[Extracted records]
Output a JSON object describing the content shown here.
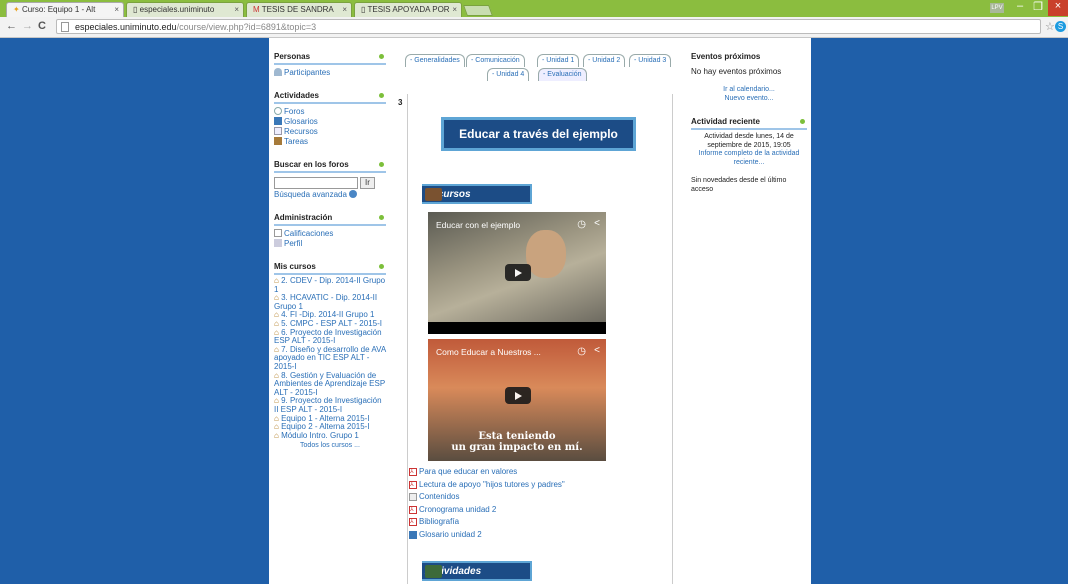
{
  "browser": {
    "tabs": [
      {
        "label": "Curso: Equipo 1 - Alt",
        "active": true
      },
      {
        "label": "especiales.uniminuto",
        "active": false
      },
      {
        "label": "TESIS DE SANDRA",
        "active": false
      },
      {
        "label": "TESIS APOYADA POR",
        "active": false
      }
    ],
    "url_host": "especiales.uniminuto.edu",
    "url_path": "/course/view.php?id=6891&topic=3",
    "window_controls": [
      "–",
      "❐",
      "×"
    ]
  },
  "left": {
    "personas": {
      "title": "Personas",
      "items": [
        {
          "label": "Participantes",
          "icon": "participants-icon"
        }
      ]
    },
    "actividades": {
      "title": "Actividades",
      "items": [
        {
          "label": "Foros",
          "icon": "forum-icon"
        },
        {
          "label": "Glosarios",
          "icon": "glossary-icon"
        },
        {
          "label": "Recursos",
          "icon": "resource-icon"
        },
        {
          "label": "Tareas",
          "icon": "assignment-icon"
        }
      ]
    },
    "buscar": {
      "title": "Buscar en los foros",
      "button": "Ir",
      "advanced": "Búsqueda avanzada"
    },
    "admin": {
      "title": "Administración",
      "items": [
        {
          "label": "Calificaciones",
          "icon": "grades-icon"
        },
        {
          "label": "Perfil",
          "icon": "profile-icon"
        }
      ]
    },
    "mis_cursos": {
      "title": "Mis cursos",
      "items": [
        "2. CDEV - Dip. 2014-II Grupo 1",
        "3. HCAVATIC - Dip. 2014-II Grupo 1",
        "4. FI -Dip. 2014-II Grupo 1",
        "5. CMPC - ESP ALT - 2015-I",
        "6. Proyecto de Investigación ESP ALT - 2015-I",
        "7. Diseño y desarrollo de AVA apoyado en TIC ESP ALT - 2015-I",
        "8. Gestión y Evaluación de Ambientes de Aprendizaje ESP ALT - 2015-I",
        "9. Proyecto de Investigación II ESP ALT - 2015-I",
        "Equipo 1 - Alterna 2015-I",
        "Equipo 2 - Alterna 2015-I",
        "Módulo Intro. Grupo 1"
      ],
      "all": "Todos los cursos ..."
    }
  },
  "center": {
    "tabs_row1": [
      "- Generalidades",
      "- Comunicación",
      "- Unidad 1",
      "- Unidad 2",
      "- Unidad 3"
    ],
    "tabs_row2": [
      "- Unidad 4",
      "- Evaluación"
    ],
    "section_number": "3",
    "banner": "Educar a través del ejemplo",
    "recursos_label": "Recursos",
    "video1": {
      "title": "Educar con el ejemplo"
    },
    "video2": {
      "title": "Como Educar a Nuestros ...",
      "caption_line1": "Esta teniendo",
      "caption_line2": "un gran impacto en mí."
    },
    "resources": [
      {
        "label": "Para que educar en valores",
        "icon": "pdf-icon"
      },
      {
        "label": "Lectura de apoyo \"hijos tutores y padres\"",
        "icon": "pdf-icon"
      },
      {
        "label": "Contenidos",
        "icon": "content-icon"
      },
      {
        "label": "Cronograma unidad 2",
        "icon": "pdf-icon"
      },
      {
        "label": "Bibliografía",
        "icon": "pdf-icon"
      },
      {
        "label": "Glosario unidad 2",
        "icon": "glossary-icon"
      }
    ],
    "actividades_label": "Actividades"
  },
  "right": {
    "eventos": {
      "title": "Eventos próximos",
      "empty": "No hay eventos próximos",
      "calendar": "Ir al calendario...",
      "new_event": "Nuevo evento..."
    },
    "actividad": {
      "title": "Actividad reciente",
      "since": "Actividad desde lunes, 14 de septiembre de 2015, 19:05",
      "report": "Informe completo de la actividad reciente...",
      "none": "Sin novedades desde el último acceso"
    }
  }
}
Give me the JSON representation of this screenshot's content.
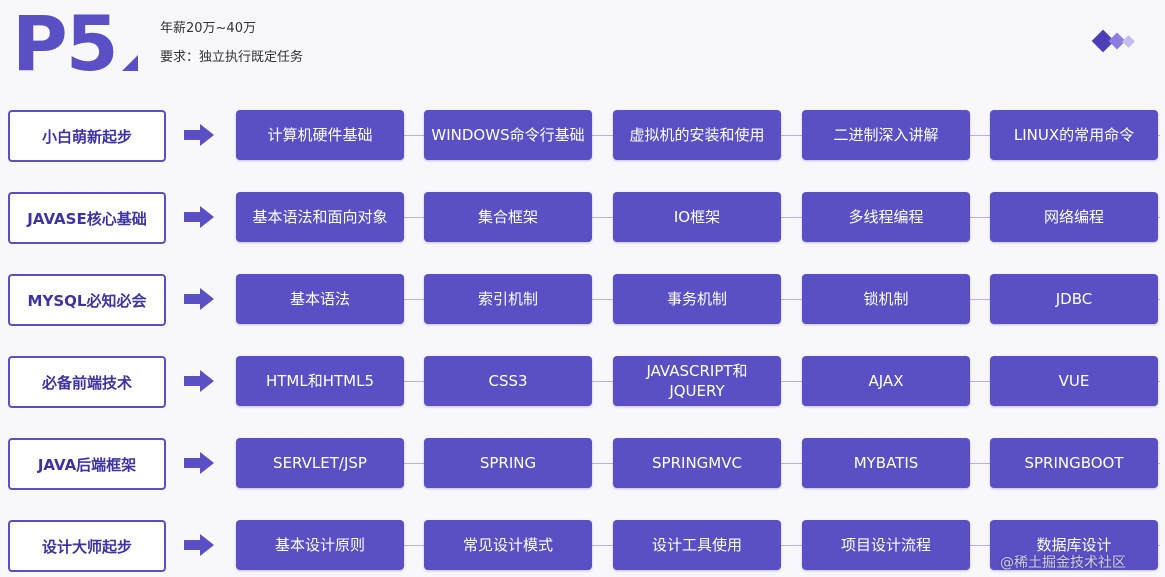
{
  "header": {
    "level": "P5",
    "salary": "年薪20万~40万",
    "requirement": "要求：独立执行既定任务"
  },
  "colors": {
    "accent": "#5a4fc4",
    "category_text": "#3d33a6"
  },
  "rows": [
    {
      "category": "小白萌新起步",
      "topics": [
        "计算机硬件基础",
        "WINDOWS命令行基础",
        "虚拟机的安装和使用",
        "二进制深入讲解",
        "LINUX的常用命令"
      ]
    },
    {
      "category": "JAVASE核心基础",
      "topics": [
        "基本语法和面向对象",
        "集合框架",
        "IO框架",
        "多线程编程",
        "网络编程"
      ]
    },
    {
      "category": "MYSQL必知必会",
      "topics": [
        "基本语法",
        "索引机制",
        "事务机制",
        "锁机制",
        "JDBC"
      ]
    },
    {
      "category": "必备前端技术",
      "topics": [
        "HTML和HTML5",
        "CSS3",
        "JAVASCRIPT和\nJQUERY",
        "AJAX",
        "VUE"
      ]
    },
    {
      "category": "JAVA后端框架",
      "topics": [
        "SERVLET/JSP",
        "SPRING",
        "SPRINGMVC",
        "MYBATIS",
        "SPRINGBOOT"
      ]
    },
    {
      "category": "设计大师起步",
      "topics": [
        "基本设计原则",
        "常见设计模式",
        "设计工具使用",
        "项目设计流程",
        "数据库设计"
      ]
    }
  ],
  "watermark": "@稀土掘金技术社区",
  "icons": {
    "arrow": "arrow-right-icon",
    "logo": "diamond-logo-icon"
  }
}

**Description of the task**
For this exercise, gather every line of the data that contains the word "Equipo".

**Exercise response**
        "label": "Curso: Equipo 1 - Alt",
        "Equipo 1 - Alterna 2015-I",
        "Equipo 2 - Alterna 2015-I",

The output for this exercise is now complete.